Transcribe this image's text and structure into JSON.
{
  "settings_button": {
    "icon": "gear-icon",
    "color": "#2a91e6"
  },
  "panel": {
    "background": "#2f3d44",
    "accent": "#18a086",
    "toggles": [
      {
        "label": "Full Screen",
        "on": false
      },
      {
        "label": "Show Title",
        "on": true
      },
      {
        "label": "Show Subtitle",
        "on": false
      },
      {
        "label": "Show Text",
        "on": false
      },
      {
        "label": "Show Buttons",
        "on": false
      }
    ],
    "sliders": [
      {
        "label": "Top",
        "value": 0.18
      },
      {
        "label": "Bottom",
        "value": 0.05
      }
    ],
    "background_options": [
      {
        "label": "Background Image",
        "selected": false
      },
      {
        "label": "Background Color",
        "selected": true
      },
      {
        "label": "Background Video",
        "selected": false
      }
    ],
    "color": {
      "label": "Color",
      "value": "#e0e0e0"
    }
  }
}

==========

Task brief
Transcribe every entry verbatim.

The solution
Transcribe this image's text and structure into JSON.
{
  "settings_button": {
    "icon": "gear-icon",
    "color": "#2a91e6"
  },
  "panel": {
    "background": "#2f3d44",
    "accent": "#18a086",
    "toggles": [
      {
        "label": "Full Screen",
        "on": false
      },
      {
        "label": "Show Title",
        "on": true
      },
      {
        "label": "Show Subtitle",
        "on": false
      },
      {
        "label": "Show Text",
        "on": false
      },
      {
        "label": "Show Buttons",
        "on": false
      }
    ],
    "sliders": [
      {
        "label": "Top",
        "value": 0.18
      },
      {
        "label": "Bottom",
        "value": 0.05
      }
    ],
    "background_options": [
      {
        "label": "Background Image",
        "selected": false
      },
      {
        "label": "Background Color",
        "selected": true
      },
      {
        "label": "Background Video",
        "selected": false
      }
    ],
    "color": {
      "label": "Color",
      "value": "#e0e0e0"
    }
  }
}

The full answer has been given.